Source data
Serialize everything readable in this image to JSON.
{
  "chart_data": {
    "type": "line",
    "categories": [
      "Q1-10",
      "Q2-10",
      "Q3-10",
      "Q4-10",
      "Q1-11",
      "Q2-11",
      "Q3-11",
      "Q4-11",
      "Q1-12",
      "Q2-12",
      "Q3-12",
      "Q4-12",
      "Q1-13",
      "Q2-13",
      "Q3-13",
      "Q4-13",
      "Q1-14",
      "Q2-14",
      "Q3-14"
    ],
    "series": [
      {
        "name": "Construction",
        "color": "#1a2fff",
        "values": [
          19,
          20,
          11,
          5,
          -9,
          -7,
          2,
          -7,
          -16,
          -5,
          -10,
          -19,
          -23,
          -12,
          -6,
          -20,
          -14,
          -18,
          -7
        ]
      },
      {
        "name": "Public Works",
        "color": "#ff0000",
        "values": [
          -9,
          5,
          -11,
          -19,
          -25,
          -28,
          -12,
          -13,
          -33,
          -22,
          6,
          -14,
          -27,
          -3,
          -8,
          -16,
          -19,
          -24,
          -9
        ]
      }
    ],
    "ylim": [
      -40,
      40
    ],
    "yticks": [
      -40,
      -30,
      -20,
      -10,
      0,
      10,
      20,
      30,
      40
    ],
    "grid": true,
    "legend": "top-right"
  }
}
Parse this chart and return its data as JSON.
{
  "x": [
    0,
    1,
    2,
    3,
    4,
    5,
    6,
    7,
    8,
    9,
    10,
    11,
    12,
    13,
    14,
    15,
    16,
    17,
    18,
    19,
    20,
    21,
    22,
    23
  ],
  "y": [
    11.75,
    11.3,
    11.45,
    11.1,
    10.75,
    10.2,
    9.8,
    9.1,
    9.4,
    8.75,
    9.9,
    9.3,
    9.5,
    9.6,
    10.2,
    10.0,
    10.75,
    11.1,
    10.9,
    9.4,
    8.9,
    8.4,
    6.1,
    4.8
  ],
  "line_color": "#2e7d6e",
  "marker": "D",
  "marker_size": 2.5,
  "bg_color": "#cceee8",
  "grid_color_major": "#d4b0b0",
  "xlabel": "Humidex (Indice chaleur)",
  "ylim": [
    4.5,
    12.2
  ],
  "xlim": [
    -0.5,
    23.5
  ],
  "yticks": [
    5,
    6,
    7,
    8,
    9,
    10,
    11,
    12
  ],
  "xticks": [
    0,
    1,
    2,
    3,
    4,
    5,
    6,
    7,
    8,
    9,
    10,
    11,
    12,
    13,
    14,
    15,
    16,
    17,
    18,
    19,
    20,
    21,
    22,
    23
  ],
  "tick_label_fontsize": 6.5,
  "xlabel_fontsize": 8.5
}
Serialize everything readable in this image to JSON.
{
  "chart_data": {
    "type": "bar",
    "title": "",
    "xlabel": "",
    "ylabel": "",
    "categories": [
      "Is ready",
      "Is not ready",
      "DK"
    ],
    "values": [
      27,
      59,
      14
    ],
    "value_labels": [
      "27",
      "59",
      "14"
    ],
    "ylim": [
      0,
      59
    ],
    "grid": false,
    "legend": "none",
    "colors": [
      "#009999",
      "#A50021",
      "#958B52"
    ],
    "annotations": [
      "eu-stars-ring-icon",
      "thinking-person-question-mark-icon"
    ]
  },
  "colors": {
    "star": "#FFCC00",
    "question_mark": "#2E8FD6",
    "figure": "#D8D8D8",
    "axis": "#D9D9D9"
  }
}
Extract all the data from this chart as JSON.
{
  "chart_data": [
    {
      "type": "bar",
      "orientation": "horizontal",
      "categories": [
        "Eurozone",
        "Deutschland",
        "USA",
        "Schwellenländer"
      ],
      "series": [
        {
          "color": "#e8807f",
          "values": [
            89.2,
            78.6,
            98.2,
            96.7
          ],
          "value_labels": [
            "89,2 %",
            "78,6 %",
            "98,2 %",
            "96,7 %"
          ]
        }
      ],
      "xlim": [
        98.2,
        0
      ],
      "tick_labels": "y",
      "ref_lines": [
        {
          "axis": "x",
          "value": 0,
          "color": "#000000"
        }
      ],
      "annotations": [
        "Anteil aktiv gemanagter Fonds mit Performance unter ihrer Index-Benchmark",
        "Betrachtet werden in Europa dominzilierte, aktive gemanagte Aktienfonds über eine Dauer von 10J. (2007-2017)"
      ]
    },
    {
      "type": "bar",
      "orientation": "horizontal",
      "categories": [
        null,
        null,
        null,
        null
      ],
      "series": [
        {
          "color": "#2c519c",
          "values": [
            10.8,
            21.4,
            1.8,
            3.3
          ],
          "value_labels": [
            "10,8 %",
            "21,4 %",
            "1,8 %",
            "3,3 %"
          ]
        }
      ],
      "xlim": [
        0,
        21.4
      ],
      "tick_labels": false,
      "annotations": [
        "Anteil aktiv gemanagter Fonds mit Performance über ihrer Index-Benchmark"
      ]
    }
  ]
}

(EXERCISE REQUIREMENTS):
Find every line in the records that has the string "ihrer", then state how many there are and nothing else.

(SOLVED PROBLEM):
2